:: RECORDED DATA

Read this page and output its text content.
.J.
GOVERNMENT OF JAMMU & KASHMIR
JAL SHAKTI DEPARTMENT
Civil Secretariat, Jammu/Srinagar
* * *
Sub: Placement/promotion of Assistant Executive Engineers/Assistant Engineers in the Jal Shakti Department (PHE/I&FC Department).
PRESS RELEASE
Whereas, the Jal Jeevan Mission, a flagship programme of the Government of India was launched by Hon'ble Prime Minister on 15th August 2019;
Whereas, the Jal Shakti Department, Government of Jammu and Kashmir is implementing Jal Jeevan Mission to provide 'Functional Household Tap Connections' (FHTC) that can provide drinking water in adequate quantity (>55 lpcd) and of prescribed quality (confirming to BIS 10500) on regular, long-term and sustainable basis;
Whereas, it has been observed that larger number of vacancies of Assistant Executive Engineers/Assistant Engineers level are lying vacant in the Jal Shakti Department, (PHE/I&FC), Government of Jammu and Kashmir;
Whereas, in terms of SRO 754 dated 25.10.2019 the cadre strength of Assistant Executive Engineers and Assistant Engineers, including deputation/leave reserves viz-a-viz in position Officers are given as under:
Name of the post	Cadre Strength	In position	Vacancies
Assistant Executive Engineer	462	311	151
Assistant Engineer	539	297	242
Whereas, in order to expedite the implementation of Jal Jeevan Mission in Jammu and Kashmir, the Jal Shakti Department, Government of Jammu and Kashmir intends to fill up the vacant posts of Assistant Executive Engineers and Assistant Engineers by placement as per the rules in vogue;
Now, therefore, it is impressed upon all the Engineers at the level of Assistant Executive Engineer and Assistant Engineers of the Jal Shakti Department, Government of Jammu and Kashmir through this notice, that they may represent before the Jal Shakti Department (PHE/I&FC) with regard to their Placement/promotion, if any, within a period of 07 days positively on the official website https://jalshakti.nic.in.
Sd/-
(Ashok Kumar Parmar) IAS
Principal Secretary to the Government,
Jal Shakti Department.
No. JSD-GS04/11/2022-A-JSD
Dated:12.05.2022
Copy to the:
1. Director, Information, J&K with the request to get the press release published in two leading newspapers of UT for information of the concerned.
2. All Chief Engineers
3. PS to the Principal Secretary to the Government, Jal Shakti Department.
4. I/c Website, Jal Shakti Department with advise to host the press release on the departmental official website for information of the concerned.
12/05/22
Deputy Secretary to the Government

::::

Please repeat all the records above exactly as they appear.

## COMPLETE OUTPUT
Read this page and output its text content.
.J.
GOVERNMENT OF JAMMU & KASHMIR
JAL SHAKTI DEPARTMENT
Civil Secretariat, Jammu/Srinagar
* * *
Sub: Placement/promotion of Assistant Executive Engineers/Assistant Engineers in the Jal Shakti Department (PHE/I&FC Department).
PRESS RELEASE
Whereas, the Jal Jeevan Mission, a flagship programme of the Government of India was launched by Hon'ble Prime Minister on 15th August 2019;
Whereas, the Jal Shakti Department, Government of Jammu and Kashmir is implementing Jal Jeevan Mission to provide 'Functional Household Tap Connections' (FHTC) that can provide drinking water in adequate quantity (>55 lpcd) and of prescribed quality (confirming to BIS 10500) on regular, long-term and sustainable basis;
Whereas, it has been observed that larger number of vacancies of Assistant Executive Engineers/Assistant Engineers level are lying vacant in the Jal Shakti Department, (PHE/I&FC), Government of Jammu and Kashmir;
Whereas, in terms of SRO 754 dated 25.10.2019 the cadre strength of Assistant Executive Engineers and Assistant Engineers, including deputation/leave reserves viz-a-viz in position Officers are given as under:
Name of the post	Cadre Strength	In position	Vacancies
Assistant Executive Engineer	462	311	151
Assistant Engineer	539	297	242
Whereas, in order to expedite the implementation of Jal Jeevan Mission in Jammu and Kashmir, the Jal Shakti Department, Government of Jammu and Kashmir intends to fill up the vacant posts of Assistant Executive Engineers and Assistant Engineers by placement as per the rules in vogue;
Now, therefore, it is impressed upon all the Engineers at the level of Assistant Executive Engineer and Assistant Engineers of the Jal Shakti Department, Government of Jammu and Kashmir through this notice, that they may represent before the Jal Shakti Department (PHE/I&FC) with regard to their Placement/promotion, if any, within a period of 07 days positively on the official website https://jalshakti.nic.in.
Sd/-
(Ashok Kumar Parmar) IAS
Principal Secretary to the Government,
Jal Shakti Department.
No. JSD-GS04/11/2022-A-JSD
Dated:12.05.2022
Copy to the:
1. Director, Information, J&K with the request to get the press release published in two leading newspapers of UT for information of the concerned.
2. All Chief Engineers
3. PS to the Principal Secretary to the Government, Jal Shakti Department.
4. I/c Website, Jal Shakti Department with advise to host the press release on the departmental official website for information of the concerned.
12/05/22
Deputy Secretary to the Government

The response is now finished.